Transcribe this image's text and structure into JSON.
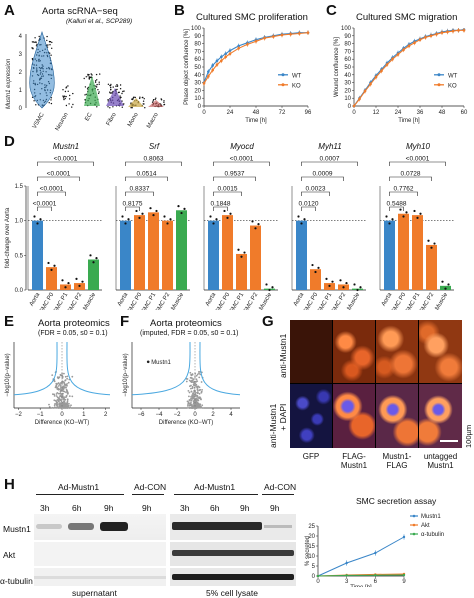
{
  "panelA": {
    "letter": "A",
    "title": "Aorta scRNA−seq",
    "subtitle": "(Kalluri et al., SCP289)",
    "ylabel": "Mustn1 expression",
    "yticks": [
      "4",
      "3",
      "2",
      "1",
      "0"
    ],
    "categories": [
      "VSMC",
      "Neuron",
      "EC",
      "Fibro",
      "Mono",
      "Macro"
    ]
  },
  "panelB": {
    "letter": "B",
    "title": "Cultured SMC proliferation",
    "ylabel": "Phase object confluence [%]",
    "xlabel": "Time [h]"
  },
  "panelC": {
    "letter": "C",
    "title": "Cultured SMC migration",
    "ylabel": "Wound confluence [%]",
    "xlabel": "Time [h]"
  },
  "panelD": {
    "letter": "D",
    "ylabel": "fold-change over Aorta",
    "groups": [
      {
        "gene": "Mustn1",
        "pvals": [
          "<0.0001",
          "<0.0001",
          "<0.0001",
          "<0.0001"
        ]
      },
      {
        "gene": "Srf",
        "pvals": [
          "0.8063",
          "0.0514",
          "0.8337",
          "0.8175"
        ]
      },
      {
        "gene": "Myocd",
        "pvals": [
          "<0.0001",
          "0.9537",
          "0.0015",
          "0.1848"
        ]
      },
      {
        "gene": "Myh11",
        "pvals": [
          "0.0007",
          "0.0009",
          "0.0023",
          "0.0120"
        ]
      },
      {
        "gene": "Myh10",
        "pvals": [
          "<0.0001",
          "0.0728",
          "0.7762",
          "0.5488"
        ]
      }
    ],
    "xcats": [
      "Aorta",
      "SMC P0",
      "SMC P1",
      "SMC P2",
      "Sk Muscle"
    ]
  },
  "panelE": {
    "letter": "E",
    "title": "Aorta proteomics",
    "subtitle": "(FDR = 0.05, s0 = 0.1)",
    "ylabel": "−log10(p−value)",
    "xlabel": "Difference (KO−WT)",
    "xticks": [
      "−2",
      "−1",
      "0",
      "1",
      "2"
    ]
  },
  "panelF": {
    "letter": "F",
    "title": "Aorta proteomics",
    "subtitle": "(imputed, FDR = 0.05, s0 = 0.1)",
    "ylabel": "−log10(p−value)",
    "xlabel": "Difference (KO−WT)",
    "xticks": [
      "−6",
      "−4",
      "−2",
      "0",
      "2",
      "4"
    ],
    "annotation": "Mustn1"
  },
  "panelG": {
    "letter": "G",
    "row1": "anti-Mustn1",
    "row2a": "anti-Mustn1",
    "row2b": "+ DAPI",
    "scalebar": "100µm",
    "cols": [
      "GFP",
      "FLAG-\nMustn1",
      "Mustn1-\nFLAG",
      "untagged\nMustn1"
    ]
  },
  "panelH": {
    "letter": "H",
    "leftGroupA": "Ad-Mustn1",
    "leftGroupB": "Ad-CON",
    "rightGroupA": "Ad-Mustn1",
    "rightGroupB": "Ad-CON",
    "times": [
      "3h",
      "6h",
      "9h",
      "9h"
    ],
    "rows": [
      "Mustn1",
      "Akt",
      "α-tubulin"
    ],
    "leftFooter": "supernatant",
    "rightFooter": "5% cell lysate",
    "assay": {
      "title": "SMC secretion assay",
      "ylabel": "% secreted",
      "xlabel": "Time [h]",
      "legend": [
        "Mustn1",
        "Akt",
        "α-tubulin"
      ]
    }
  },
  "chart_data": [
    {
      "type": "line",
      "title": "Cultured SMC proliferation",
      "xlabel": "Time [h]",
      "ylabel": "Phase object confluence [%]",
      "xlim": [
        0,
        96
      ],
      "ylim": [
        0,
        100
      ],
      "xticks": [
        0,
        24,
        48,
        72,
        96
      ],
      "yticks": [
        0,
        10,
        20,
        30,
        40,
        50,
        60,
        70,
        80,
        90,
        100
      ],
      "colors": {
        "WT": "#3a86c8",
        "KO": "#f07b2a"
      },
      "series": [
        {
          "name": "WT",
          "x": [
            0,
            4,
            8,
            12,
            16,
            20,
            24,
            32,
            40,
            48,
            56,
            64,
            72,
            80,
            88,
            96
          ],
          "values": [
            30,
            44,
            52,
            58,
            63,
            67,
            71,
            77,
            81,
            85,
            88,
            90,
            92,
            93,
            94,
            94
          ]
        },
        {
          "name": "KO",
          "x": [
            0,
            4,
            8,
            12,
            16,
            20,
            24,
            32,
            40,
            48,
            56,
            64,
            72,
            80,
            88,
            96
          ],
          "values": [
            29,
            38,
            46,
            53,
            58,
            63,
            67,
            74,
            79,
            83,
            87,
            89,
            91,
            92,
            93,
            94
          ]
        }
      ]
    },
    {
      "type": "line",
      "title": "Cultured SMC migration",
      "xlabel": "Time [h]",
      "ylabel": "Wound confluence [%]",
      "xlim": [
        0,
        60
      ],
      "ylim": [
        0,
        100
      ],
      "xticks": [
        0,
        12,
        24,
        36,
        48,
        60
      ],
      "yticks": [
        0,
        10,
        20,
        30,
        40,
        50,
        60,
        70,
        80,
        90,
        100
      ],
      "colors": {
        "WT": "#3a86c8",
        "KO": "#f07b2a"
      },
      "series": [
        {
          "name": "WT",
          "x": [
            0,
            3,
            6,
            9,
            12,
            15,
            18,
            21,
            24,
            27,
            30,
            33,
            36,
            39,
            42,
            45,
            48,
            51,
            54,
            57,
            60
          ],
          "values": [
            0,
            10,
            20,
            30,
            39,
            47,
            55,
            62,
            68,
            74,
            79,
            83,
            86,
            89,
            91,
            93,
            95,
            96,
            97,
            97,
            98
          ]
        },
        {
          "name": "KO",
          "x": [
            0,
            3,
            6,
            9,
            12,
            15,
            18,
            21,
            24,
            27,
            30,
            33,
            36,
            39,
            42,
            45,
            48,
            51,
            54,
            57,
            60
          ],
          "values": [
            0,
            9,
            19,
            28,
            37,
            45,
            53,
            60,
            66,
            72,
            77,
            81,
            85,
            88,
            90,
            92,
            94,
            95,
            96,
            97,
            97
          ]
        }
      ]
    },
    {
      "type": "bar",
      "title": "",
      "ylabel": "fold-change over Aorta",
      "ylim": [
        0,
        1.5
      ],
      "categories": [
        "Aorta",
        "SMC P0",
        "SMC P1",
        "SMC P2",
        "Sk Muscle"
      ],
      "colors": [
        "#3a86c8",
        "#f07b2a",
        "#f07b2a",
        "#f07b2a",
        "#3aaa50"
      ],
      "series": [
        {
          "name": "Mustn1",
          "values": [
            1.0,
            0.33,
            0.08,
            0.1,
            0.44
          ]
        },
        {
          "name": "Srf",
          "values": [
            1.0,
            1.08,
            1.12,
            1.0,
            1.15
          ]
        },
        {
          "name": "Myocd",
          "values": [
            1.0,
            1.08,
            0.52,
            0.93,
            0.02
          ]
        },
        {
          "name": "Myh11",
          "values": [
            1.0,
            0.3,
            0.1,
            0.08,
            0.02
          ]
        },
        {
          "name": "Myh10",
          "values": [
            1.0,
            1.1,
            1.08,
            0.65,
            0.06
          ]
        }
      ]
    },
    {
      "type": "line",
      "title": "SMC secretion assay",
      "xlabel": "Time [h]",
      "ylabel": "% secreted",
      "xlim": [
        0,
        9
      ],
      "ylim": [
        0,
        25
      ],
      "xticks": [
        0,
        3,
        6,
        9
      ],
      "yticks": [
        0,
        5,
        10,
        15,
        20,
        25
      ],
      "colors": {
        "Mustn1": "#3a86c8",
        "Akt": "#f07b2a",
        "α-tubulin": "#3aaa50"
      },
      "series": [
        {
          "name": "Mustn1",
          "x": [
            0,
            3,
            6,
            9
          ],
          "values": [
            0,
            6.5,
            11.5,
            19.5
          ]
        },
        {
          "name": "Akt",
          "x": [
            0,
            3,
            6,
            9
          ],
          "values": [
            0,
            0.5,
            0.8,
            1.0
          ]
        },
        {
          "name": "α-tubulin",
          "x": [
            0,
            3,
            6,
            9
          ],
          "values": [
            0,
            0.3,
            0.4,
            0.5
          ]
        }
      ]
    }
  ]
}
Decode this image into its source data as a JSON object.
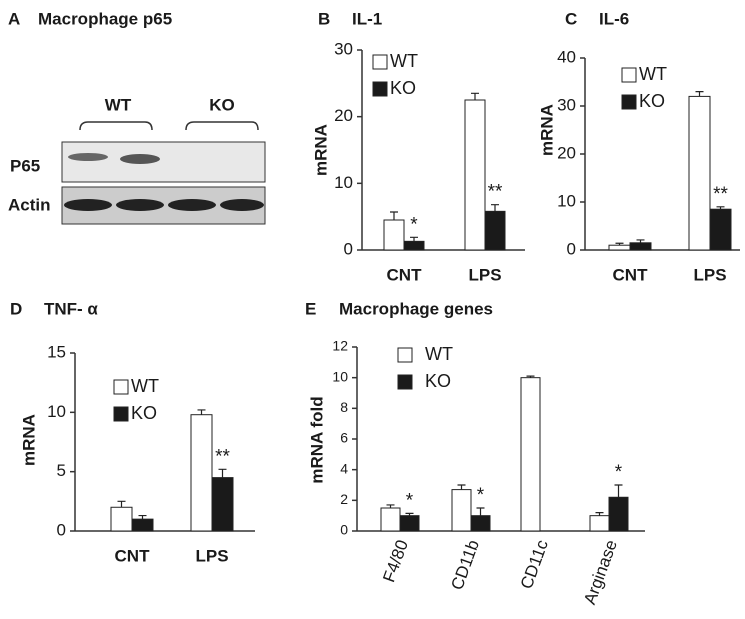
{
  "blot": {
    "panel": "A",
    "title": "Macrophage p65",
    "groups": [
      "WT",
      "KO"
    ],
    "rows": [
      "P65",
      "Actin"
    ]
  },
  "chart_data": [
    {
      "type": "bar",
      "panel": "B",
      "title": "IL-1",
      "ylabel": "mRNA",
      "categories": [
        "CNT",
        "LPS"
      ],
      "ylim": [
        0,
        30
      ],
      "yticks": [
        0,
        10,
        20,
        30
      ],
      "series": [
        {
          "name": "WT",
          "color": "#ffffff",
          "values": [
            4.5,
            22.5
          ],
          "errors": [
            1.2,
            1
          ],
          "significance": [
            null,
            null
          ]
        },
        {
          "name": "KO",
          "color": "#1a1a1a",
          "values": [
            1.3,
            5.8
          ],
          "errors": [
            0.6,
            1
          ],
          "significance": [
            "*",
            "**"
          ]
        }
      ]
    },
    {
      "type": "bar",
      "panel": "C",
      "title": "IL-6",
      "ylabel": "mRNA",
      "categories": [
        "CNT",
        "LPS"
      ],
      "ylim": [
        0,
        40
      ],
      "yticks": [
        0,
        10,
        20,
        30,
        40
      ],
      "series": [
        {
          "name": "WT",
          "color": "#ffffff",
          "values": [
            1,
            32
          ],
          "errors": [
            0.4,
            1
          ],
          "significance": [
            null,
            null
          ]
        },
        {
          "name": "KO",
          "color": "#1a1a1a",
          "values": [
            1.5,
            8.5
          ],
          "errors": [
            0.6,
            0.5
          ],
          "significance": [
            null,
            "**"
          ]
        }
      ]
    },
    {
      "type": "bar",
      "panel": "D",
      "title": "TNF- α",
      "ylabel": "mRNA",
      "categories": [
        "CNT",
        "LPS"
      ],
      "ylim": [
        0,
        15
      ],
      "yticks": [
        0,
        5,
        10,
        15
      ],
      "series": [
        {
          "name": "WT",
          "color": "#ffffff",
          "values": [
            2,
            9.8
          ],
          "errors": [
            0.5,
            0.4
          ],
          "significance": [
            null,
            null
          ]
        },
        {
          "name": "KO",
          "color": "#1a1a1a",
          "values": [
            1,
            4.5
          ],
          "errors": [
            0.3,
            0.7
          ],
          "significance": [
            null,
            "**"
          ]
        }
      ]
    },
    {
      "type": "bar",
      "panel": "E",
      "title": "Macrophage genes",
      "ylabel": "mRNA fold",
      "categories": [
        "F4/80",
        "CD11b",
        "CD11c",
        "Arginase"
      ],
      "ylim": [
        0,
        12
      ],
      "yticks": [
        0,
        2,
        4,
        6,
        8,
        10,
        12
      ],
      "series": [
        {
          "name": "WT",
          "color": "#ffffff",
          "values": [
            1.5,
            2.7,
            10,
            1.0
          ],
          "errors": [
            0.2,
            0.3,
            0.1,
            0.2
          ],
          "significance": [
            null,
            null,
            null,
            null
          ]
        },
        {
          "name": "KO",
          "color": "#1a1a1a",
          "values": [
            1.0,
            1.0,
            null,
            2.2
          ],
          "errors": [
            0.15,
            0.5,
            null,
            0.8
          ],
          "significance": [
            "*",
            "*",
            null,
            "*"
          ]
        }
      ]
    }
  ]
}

__Exercise brief__: The lines holding the word "subtitle" are the answer. Pull them out of the records and copy them.

__Response for this exercise__:
    "subtitle": "(Kalluri et al., SCP289)",
    "subtitle": "(FDR = 0.05, s0 = 0.1)",
    "subtitle": "(imputed, FDR = 0.05, s0 = 0.1)",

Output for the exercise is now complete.